Set task =>
Scan the material and copy every line in which "JSON" appears.

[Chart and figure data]
■ ■ ■ ■ ■
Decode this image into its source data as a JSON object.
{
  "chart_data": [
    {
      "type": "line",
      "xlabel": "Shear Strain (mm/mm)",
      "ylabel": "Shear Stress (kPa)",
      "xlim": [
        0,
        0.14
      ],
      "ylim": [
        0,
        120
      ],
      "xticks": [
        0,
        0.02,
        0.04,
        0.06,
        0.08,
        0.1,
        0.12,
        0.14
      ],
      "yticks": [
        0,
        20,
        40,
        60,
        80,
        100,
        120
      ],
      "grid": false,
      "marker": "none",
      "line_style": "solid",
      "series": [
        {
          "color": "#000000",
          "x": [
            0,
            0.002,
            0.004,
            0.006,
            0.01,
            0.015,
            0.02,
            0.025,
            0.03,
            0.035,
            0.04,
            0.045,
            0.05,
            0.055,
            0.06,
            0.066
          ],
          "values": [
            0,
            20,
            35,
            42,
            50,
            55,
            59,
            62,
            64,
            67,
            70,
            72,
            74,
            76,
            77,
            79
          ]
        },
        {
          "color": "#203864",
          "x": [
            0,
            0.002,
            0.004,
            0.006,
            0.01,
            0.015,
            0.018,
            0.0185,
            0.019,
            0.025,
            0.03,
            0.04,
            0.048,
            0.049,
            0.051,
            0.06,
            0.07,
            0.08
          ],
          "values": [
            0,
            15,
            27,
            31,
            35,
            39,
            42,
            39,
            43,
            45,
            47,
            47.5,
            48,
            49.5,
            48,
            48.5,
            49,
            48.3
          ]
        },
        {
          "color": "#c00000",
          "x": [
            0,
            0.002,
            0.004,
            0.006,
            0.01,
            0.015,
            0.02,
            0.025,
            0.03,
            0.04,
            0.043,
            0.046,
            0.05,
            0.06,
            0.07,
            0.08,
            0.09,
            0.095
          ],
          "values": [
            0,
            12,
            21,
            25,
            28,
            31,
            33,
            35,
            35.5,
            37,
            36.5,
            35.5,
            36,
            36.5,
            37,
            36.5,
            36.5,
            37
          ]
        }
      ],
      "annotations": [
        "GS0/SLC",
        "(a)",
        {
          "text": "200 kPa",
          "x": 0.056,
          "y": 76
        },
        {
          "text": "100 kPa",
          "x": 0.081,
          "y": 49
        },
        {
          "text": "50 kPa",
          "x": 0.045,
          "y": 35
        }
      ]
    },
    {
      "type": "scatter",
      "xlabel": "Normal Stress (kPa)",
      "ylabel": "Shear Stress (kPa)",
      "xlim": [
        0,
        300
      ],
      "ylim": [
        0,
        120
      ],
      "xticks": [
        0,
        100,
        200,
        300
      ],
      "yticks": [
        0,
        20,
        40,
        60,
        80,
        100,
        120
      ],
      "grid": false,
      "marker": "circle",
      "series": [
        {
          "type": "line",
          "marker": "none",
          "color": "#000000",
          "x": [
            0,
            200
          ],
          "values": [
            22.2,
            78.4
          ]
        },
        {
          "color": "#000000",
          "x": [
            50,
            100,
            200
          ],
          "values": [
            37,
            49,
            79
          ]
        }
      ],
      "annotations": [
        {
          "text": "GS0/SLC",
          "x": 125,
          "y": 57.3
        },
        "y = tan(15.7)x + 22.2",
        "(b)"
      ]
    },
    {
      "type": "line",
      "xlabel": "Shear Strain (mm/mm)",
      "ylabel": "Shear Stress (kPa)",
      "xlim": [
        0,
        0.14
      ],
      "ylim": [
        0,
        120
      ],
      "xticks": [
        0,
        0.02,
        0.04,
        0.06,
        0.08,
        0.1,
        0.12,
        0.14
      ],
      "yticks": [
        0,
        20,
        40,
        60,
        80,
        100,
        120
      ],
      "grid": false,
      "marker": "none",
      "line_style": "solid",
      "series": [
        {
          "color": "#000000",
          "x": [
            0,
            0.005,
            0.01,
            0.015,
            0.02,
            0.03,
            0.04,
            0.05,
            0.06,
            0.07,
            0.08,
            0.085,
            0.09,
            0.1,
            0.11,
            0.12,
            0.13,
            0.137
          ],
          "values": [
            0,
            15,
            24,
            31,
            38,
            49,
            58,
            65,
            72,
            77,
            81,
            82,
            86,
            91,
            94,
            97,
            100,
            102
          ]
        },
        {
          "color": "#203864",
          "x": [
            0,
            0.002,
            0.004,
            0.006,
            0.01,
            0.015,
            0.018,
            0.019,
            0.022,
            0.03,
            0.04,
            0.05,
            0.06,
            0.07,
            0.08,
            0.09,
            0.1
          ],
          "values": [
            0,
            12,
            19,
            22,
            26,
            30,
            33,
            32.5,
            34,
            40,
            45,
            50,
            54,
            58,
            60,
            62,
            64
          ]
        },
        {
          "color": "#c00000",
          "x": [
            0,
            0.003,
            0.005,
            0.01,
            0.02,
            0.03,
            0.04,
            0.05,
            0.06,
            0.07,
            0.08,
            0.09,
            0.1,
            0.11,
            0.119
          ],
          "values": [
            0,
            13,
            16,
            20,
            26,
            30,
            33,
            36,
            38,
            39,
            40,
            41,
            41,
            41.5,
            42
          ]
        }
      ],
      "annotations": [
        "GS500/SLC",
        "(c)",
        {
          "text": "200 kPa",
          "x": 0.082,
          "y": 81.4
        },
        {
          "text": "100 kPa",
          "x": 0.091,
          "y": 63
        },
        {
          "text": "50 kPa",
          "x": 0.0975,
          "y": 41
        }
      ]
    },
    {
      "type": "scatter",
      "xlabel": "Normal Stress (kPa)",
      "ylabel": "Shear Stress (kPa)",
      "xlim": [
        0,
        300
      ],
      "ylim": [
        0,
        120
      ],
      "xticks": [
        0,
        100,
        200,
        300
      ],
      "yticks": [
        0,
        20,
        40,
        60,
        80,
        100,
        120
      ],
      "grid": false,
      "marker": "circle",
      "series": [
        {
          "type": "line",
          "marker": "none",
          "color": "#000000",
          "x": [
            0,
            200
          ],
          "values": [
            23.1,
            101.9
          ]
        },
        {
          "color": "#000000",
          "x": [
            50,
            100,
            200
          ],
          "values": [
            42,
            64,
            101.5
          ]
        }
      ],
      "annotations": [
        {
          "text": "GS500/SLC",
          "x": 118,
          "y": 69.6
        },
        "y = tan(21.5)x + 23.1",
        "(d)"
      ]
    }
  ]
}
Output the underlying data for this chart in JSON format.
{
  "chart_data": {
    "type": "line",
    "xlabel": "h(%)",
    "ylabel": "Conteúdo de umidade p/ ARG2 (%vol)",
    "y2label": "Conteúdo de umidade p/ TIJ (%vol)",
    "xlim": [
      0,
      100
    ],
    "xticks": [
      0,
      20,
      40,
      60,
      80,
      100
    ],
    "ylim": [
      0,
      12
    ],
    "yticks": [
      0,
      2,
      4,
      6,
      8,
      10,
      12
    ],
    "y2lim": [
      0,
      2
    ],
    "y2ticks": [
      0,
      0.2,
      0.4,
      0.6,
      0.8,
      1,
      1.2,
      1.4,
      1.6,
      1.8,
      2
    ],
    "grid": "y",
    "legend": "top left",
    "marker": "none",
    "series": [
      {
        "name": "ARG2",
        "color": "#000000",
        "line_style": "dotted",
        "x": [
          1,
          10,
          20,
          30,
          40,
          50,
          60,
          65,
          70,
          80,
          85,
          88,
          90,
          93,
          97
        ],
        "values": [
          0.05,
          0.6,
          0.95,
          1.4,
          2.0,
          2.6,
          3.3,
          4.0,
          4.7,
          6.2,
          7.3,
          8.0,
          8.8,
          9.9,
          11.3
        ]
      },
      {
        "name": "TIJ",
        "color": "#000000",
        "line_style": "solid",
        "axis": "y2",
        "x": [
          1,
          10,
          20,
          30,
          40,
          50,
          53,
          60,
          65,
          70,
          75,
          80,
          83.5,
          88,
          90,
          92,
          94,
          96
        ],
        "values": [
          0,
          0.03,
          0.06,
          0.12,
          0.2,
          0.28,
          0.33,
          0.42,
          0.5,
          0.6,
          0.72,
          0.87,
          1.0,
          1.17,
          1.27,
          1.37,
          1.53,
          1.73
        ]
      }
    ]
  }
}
■ ■ ■ ■ ■
Expected output =>
Decode this image into its source data as a JSON object.
Output the underlying data for this chart in JSON format.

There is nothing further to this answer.